取り組む課題:
出典によると、サード・コースト・キングズは「ギヴ・ミー・ユア・ラヴ」を何年に、どの形でリリースしたか。

____ 出典

これまたPヴァイン製プレイリスト『P-VINE recommended BLUES & SOUL feat. STAN MOSLEY』で知ったもので、サード・コースト・キングズの『サード・コースト・キングズ』(2012)。ほとんどジェイムズ・ブラウン・マナーのファンク・ミュージックで満たされています。

 

米ミシガン州のバンドなのは間違いないみたいですが、同州デトロイト発とするもの(CD販売サイト)とアン・アーバーとするもの(Wikipedia)が併存しています。公式サイトでは “Metro Detroit area” が出身活動地だということになっていますから、たしかにアン・アーバーも近接していますよね。

 

アルバム・トータルで聴くと正直やや一本調子で、しかもアマチュア・バンドくさいゴチャゴチャ感も否めない面があると思うんですが、じっさいこのバンドはアルバムなら2曲目に収録されている「ギヴ・ミー・ユア・ラヴ」を2010年に7インチでリリースして、それ一発で知られるようになったみたいです。

________
____ データ記録

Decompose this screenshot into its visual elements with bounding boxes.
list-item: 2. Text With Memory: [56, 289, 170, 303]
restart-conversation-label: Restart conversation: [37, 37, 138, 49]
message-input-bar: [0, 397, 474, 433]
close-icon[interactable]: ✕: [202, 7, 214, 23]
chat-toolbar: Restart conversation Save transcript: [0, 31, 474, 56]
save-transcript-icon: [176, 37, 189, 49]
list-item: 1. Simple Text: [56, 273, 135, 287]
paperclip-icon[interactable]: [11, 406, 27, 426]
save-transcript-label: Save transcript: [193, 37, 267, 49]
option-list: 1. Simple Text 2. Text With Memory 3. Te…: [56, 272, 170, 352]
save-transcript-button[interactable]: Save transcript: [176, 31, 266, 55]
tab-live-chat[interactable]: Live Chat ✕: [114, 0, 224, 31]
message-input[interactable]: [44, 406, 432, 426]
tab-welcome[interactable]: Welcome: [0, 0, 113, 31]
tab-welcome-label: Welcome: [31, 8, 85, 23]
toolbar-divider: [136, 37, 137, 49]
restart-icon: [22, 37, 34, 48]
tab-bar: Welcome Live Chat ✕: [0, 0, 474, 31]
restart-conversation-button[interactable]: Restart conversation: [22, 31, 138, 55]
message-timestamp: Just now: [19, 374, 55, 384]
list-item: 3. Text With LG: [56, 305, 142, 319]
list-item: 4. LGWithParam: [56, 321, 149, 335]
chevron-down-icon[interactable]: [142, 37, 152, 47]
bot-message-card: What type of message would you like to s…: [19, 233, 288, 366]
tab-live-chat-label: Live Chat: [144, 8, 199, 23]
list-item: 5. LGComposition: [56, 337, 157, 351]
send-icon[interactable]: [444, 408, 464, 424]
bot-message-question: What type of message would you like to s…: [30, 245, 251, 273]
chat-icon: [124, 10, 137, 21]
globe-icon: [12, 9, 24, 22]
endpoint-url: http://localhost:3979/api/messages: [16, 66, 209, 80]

________

完成した課題:
2010年に7インチでリリースした。